## start
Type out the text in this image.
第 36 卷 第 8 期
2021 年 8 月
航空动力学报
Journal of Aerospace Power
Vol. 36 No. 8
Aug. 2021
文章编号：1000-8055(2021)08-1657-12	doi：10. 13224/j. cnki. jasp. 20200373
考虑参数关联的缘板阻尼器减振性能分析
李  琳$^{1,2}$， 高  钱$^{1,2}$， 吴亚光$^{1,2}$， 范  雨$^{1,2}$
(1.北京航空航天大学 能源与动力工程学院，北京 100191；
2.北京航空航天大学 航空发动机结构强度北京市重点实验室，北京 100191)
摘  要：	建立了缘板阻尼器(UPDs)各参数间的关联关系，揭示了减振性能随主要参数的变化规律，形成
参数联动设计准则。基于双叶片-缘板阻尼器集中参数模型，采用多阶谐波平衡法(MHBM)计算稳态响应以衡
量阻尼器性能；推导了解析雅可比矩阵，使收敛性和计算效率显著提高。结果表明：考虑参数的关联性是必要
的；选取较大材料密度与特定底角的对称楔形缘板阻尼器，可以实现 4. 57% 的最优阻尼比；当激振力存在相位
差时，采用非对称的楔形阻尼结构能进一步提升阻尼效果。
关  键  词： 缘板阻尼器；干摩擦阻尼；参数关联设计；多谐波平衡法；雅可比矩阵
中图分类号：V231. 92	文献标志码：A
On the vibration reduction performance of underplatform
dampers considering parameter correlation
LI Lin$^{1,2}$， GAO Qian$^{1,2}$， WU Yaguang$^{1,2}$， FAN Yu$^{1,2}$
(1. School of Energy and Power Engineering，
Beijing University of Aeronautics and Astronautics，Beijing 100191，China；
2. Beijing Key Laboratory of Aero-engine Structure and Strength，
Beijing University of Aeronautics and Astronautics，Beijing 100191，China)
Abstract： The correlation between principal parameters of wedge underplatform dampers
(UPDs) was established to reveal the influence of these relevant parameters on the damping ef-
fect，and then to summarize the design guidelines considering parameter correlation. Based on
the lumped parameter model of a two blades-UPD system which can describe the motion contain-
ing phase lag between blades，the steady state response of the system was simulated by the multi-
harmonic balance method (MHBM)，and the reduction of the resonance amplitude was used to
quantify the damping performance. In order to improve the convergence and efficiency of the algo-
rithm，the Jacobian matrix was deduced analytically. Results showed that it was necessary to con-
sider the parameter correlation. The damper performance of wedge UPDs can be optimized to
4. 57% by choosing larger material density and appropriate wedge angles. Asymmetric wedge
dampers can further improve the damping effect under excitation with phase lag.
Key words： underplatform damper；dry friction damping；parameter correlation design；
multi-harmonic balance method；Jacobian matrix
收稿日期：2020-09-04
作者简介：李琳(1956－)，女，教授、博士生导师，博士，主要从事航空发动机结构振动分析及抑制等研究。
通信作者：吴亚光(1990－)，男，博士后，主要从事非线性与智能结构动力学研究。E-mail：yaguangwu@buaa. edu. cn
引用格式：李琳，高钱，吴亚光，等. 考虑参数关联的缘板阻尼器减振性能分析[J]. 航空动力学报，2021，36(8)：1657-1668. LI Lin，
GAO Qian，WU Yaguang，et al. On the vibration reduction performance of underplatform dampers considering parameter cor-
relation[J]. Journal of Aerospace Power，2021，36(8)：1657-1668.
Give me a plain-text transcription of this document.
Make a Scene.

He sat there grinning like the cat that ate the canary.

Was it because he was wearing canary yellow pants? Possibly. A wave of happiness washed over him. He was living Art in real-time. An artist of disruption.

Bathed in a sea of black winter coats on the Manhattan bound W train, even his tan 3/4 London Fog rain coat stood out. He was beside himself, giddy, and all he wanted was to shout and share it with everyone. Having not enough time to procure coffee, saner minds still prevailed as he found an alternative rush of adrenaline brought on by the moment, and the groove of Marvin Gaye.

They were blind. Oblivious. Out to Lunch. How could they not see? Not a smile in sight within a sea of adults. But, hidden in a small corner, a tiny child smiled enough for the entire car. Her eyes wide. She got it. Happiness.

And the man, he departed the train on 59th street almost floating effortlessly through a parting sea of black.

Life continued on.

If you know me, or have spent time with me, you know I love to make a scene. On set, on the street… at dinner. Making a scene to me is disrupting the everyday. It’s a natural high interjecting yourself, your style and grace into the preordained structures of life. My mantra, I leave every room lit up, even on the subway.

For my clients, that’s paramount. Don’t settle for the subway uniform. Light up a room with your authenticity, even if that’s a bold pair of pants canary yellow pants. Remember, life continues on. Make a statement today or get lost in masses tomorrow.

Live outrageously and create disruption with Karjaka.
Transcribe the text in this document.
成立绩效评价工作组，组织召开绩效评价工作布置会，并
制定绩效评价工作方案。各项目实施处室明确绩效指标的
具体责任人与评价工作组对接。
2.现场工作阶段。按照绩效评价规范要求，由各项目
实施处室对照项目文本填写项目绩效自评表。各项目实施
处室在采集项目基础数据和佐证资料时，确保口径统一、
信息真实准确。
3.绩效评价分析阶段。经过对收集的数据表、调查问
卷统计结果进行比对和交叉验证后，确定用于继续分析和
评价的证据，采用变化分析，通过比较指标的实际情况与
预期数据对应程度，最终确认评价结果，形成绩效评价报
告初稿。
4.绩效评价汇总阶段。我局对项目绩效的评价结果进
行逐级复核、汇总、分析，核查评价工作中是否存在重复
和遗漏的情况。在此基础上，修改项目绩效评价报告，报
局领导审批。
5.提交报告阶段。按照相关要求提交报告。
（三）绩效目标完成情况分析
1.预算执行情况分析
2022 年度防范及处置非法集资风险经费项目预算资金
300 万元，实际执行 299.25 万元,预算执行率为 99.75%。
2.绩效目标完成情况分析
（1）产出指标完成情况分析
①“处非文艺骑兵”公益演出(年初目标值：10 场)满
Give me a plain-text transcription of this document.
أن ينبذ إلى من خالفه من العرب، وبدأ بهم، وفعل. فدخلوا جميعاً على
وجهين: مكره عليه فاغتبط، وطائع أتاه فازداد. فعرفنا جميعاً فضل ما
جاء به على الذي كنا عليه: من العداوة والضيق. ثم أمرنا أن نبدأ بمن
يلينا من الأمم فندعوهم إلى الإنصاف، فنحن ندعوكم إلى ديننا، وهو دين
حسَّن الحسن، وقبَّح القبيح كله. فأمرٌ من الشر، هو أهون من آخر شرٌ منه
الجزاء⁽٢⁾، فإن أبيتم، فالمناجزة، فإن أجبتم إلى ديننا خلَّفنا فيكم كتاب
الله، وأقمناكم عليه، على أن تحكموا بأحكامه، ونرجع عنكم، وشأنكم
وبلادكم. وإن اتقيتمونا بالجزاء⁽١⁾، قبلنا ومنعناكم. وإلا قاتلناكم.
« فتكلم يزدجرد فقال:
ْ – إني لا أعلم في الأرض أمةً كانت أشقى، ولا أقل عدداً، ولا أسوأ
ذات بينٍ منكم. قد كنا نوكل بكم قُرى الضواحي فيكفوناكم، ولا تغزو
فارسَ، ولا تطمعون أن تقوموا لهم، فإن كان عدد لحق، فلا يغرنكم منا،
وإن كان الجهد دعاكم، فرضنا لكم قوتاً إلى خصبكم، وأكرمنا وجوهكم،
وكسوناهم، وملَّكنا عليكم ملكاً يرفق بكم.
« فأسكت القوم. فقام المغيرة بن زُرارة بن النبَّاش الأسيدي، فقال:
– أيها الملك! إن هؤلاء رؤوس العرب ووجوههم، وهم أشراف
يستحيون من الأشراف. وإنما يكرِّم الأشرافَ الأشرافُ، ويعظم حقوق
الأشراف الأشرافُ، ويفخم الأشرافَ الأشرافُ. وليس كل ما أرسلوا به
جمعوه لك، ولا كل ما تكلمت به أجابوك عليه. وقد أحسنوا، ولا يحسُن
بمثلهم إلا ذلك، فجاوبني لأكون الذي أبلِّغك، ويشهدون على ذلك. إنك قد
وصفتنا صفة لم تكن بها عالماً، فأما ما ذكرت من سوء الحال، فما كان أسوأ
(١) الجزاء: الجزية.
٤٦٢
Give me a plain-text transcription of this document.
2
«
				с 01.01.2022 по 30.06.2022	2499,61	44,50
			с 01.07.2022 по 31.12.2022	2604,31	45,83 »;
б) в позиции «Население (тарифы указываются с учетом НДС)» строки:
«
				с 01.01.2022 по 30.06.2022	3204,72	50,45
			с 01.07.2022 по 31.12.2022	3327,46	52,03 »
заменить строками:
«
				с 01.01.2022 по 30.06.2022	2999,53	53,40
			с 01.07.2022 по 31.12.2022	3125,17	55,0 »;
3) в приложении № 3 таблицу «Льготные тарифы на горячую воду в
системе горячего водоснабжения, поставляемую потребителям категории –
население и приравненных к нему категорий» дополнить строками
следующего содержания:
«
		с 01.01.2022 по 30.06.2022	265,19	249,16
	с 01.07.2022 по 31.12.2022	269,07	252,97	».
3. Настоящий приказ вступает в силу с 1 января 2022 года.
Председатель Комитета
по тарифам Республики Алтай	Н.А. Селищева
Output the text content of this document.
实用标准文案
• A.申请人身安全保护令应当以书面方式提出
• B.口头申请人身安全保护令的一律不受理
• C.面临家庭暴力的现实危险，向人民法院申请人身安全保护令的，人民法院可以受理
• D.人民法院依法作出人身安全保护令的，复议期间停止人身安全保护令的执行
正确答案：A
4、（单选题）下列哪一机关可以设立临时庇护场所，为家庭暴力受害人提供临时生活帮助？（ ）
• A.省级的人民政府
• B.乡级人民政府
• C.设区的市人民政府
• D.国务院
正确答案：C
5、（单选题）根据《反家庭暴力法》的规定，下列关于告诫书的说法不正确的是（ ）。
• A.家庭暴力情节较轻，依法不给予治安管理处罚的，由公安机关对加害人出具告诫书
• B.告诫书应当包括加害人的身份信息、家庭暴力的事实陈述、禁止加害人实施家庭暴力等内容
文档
## end
Quote exactly and only the lines from the one holding "Output the text content of this document." through the end of the data.

§ **Answer to this task**:
Output the text content of this document.
实用标准文案
• A.申请人身安全保护令应当以书面方式提出
• B.口头申请人身安全保护令的一律不受理
• C.面临家庭暴力的现实危险，向人民法院申请人身安全保护令的，人民法院可以受理
• D.人民法院依法作出人身安全保护令的，复议期间停止人身安全保护令的执行
正确答案：A
4、（单选题）下列哪一机关可以设立临时庇护场所，为家庭暴力受害人提供临时生活帮助？（ ）
• A.省级的人民政府
• B.乡级人民政府
• C.设区的市人民政府
• D.国务院
正确答案：C
5、（单选题）根据《反家庭暴力法》的规定，下列关于告诫书的说法不正确的是（ ）。
• A.家庭暴力情节较轻，依法不给予治安管理处罚的，由公安机关对加害人出具告诫书
• B.告诫书应当包括加害人的身份信息、家庭暴力的事实陈述、禁止加害人实施家庭暴力等内容
文档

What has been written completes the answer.